Aim: Identify the lines that contain the string "content" and copy all of them.
-- BEGIN Material provided --
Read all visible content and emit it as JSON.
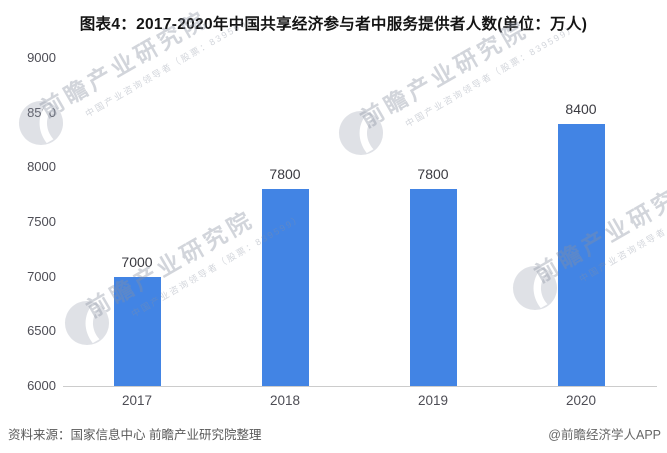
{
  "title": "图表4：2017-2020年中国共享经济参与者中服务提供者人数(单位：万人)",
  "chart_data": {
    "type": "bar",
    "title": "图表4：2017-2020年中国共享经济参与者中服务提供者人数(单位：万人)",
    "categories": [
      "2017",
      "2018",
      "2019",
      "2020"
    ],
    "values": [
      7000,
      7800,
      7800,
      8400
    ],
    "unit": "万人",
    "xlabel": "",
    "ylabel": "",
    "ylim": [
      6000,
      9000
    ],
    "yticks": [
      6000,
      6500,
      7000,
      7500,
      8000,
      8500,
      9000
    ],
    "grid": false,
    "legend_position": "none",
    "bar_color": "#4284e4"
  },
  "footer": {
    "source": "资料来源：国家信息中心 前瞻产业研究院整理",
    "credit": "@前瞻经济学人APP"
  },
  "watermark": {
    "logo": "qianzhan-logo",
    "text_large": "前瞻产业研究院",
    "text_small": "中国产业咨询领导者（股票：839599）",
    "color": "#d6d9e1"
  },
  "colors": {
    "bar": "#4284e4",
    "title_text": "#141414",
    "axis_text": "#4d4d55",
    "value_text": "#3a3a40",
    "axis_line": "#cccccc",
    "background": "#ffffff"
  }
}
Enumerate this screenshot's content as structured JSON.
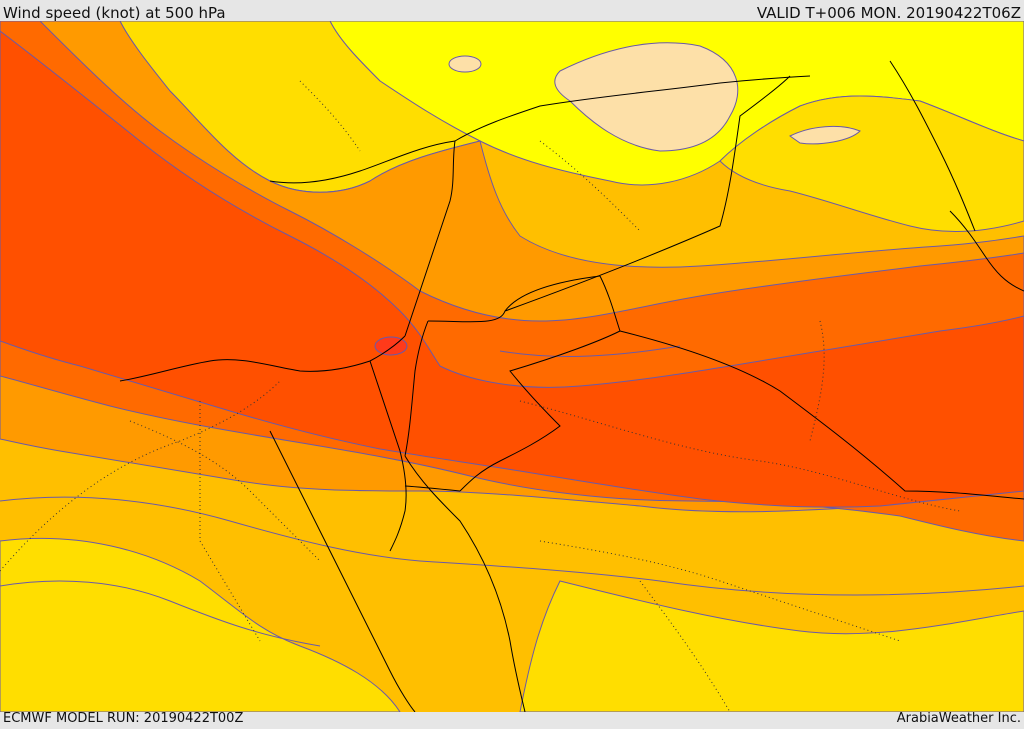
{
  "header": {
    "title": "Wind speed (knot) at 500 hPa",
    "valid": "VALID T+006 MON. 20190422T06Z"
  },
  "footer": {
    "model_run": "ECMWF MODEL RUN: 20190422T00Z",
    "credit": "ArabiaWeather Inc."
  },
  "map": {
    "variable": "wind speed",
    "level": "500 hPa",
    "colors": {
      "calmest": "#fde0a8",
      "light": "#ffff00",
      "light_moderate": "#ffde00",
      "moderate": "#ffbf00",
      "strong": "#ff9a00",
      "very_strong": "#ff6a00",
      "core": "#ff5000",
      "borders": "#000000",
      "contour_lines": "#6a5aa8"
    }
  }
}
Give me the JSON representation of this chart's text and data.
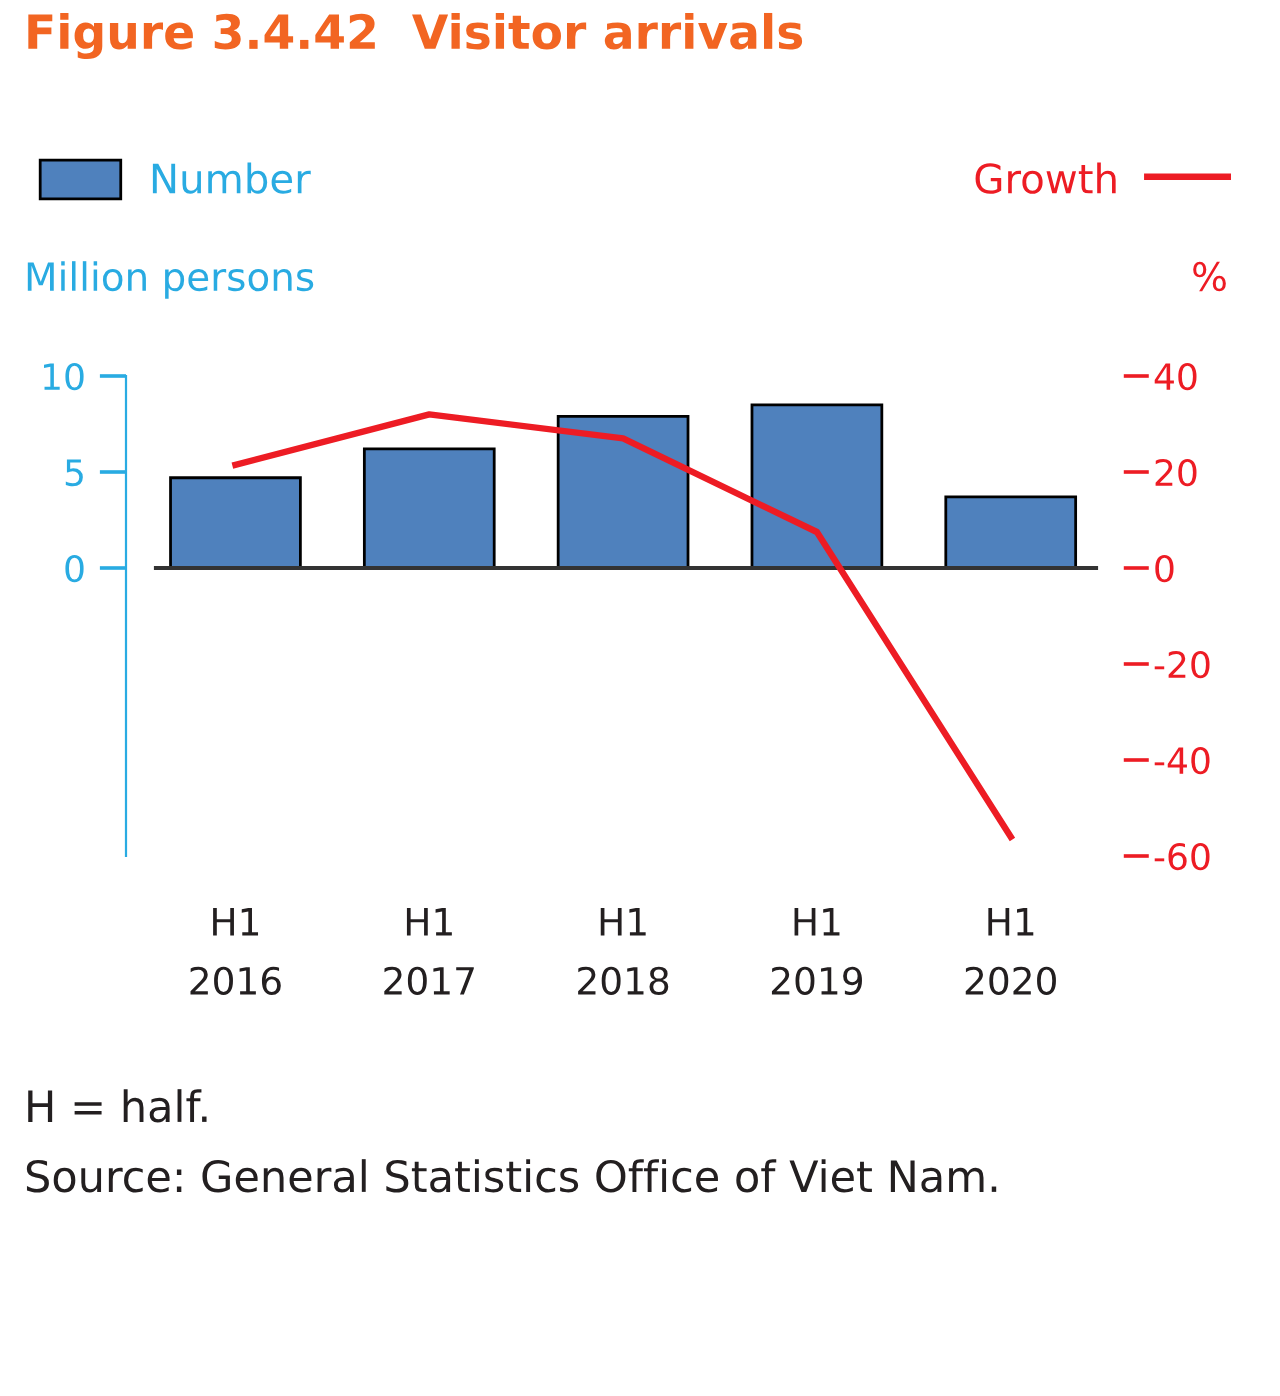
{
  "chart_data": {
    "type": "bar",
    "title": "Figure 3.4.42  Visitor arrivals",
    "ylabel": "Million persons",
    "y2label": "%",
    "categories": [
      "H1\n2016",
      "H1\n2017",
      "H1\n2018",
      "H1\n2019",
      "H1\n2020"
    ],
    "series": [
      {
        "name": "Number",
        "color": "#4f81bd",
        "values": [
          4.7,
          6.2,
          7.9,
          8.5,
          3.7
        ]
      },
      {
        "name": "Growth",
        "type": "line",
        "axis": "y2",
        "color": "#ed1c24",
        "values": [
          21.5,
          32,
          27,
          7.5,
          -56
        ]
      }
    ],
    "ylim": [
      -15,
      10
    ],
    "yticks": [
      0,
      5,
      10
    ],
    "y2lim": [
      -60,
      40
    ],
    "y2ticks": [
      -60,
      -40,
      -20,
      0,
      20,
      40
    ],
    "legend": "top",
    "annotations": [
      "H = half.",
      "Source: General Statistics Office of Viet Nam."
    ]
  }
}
-- END Material provided --
Correct output:
Read all visible content and emit it as JSON.
Enumerate this screenshot's content as structured JSON.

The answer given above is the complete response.